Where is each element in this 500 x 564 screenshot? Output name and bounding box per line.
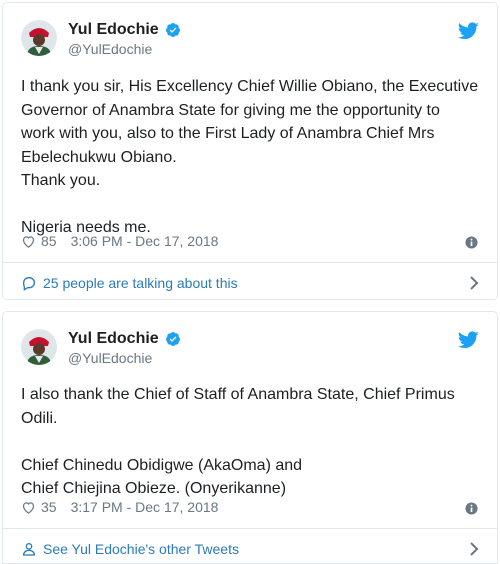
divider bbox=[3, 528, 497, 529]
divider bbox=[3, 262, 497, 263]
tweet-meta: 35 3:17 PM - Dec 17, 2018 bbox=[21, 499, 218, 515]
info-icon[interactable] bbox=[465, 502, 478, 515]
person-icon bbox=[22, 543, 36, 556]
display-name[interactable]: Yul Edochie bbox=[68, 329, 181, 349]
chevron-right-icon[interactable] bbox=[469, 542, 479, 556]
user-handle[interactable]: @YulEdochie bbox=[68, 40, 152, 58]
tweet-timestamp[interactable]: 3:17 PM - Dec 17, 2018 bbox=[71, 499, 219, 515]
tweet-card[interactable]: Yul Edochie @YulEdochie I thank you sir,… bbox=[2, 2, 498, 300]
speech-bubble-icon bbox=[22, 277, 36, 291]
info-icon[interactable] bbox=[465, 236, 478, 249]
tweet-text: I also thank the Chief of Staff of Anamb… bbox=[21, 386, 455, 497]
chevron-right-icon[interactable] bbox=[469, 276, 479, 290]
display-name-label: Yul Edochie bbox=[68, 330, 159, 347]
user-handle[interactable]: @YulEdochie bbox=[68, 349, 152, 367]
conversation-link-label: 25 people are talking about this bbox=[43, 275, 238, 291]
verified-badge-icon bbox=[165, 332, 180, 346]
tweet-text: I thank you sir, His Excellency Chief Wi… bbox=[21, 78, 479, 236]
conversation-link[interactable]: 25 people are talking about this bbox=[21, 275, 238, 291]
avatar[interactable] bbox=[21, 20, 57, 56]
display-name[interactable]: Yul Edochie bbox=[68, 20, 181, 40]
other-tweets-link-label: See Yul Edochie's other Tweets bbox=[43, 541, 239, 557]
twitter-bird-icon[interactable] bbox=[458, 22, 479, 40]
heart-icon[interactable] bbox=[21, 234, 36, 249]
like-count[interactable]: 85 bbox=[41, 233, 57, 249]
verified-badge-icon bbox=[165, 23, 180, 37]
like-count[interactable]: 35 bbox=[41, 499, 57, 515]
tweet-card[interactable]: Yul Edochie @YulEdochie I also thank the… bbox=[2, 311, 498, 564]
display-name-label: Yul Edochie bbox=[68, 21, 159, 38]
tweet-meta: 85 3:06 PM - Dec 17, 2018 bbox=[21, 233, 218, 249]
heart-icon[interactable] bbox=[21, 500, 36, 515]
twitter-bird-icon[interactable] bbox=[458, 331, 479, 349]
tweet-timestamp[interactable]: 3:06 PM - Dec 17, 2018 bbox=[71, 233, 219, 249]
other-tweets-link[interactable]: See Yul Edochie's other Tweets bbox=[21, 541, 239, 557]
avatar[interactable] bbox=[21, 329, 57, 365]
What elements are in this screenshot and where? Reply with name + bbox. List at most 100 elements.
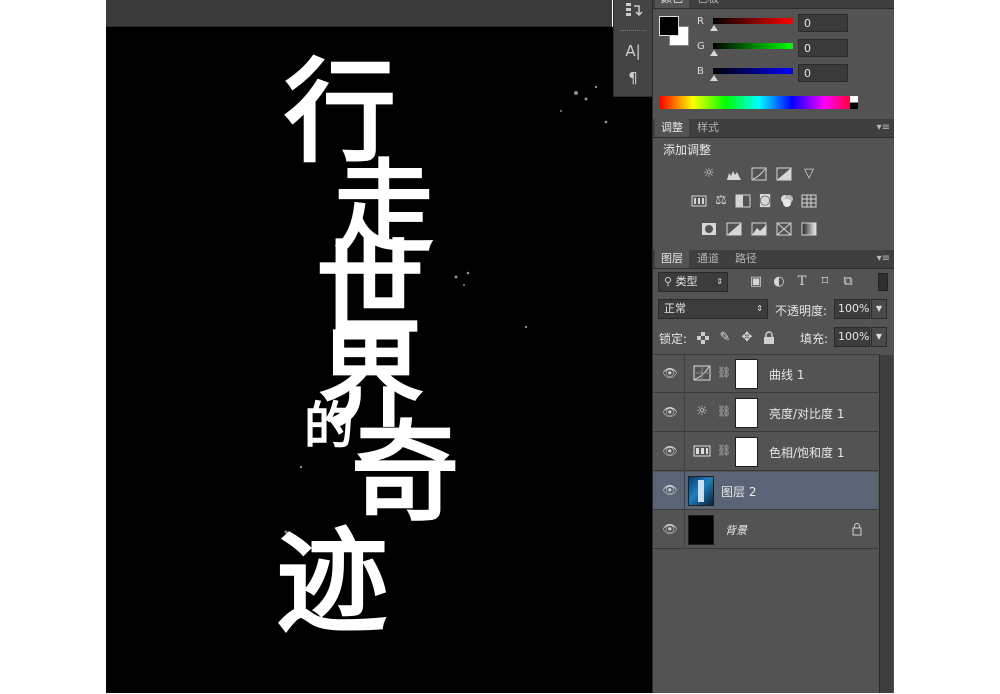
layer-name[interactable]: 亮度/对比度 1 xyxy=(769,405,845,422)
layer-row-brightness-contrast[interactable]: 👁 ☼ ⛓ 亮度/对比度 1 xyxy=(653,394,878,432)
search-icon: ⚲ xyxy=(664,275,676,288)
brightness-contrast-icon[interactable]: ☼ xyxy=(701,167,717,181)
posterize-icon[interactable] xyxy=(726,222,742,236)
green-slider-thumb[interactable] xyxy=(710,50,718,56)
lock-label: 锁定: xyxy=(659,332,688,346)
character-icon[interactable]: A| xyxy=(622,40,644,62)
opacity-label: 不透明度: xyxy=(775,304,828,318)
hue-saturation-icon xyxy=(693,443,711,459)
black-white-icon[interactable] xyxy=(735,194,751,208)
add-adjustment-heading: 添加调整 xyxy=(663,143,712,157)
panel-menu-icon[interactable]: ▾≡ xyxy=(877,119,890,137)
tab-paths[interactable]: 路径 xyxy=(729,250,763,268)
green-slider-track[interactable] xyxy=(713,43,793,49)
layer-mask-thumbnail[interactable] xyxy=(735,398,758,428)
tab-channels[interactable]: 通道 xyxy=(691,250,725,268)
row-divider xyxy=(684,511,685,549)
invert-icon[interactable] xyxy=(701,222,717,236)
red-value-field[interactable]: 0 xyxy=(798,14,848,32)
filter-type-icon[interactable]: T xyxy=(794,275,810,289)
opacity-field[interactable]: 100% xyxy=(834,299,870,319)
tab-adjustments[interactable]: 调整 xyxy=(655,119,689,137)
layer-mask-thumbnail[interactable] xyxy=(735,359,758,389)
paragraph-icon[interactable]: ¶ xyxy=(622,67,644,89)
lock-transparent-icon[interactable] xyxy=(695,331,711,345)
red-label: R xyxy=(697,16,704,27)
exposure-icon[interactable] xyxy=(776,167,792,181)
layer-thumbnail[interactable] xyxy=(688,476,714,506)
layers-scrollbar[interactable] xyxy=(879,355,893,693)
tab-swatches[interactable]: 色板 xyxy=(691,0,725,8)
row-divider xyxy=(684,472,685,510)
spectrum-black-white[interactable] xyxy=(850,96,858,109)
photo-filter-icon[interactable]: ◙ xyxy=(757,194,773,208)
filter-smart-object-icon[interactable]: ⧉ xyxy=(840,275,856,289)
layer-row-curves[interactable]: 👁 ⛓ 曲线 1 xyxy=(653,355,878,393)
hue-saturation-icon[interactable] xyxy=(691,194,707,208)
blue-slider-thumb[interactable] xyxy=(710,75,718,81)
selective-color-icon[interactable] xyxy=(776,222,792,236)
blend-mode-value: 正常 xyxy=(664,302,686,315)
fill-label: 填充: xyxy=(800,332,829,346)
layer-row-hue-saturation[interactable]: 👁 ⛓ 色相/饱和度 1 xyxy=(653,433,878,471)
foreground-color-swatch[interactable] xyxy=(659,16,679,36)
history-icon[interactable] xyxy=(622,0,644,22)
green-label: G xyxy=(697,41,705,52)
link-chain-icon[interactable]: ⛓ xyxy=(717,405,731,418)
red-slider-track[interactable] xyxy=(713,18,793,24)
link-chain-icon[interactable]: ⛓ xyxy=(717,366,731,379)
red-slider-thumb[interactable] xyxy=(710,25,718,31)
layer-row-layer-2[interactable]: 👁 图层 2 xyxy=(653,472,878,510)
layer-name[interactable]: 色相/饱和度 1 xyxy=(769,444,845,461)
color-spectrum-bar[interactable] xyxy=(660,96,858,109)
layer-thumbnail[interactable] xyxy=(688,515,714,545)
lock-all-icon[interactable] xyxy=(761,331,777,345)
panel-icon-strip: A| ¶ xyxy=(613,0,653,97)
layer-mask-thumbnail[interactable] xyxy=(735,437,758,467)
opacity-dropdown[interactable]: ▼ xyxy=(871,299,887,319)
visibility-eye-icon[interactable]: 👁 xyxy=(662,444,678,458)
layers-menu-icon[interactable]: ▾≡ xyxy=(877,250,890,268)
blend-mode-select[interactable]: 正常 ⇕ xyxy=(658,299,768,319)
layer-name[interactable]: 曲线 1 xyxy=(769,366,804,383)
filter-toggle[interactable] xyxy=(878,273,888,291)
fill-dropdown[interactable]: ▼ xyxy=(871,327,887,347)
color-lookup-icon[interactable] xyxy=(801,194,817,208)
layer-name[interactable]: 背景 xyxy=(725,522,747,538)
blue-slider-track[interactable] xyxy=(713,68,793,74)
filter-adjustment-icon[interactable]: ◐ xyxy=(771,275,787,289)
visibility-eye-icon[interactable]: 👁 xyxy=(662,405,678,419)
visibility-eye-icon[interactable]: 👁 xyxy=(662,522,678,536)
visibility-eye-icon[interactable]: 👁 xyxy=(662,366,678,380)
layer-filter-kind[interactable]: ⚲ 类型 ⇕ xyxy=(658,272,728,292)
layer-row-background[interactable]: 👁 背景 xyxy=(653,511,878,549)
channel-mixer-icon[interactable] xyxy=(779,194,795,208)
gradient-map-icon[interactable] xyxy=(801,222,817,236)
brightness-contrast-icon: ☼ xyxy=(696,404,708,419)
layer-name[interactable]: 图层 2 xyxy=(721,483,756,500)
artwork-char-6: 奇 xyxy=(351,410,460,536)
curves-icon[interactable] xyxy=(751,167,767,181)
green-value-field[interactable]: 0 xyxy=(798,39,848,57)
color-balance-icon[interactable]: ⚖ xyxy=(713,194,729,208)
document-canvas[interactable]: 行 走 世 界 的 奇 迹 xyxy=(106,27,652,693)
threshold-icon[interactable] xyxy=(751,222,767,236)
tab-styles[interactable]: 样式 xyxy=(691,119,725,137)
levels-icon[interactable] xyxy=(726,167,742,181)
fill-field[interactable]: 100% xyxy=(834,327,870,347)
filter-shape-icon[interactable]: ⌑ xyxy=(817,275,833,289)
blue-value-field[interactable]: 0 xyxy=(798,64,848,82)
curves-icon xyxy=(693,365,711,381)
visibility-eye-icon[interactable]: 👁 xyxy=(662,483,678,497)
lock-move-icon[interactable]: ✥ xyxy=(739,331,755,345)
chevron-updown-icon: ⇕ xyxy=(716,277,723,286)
------------------------------
**WRITTEN INSTRUCTION**: Copy out every line from the one containing "layer-name[interactable]: 亮度/对比度 1" down to the one containing "brightness-contrast-icon[interactable]: ☼ xyxy=(701,167,717,181)", both included, without changing them.

**RESULT FOR THIS EXERCISE**:
layer-name[interactable]: 亮度/对比度 1 xyxy=(769,405,845,422)
layer-row-brightness-contrast[interactable]: 👁 ☼ ⛓ 亮度/对比度 1 xyxy=(653,394,878,432)
search-icon: ⚲ xyxy=(664,275,676,288)
brightness-contrast-icon[interactable]: ☼ xyxy=(701,167,717,181)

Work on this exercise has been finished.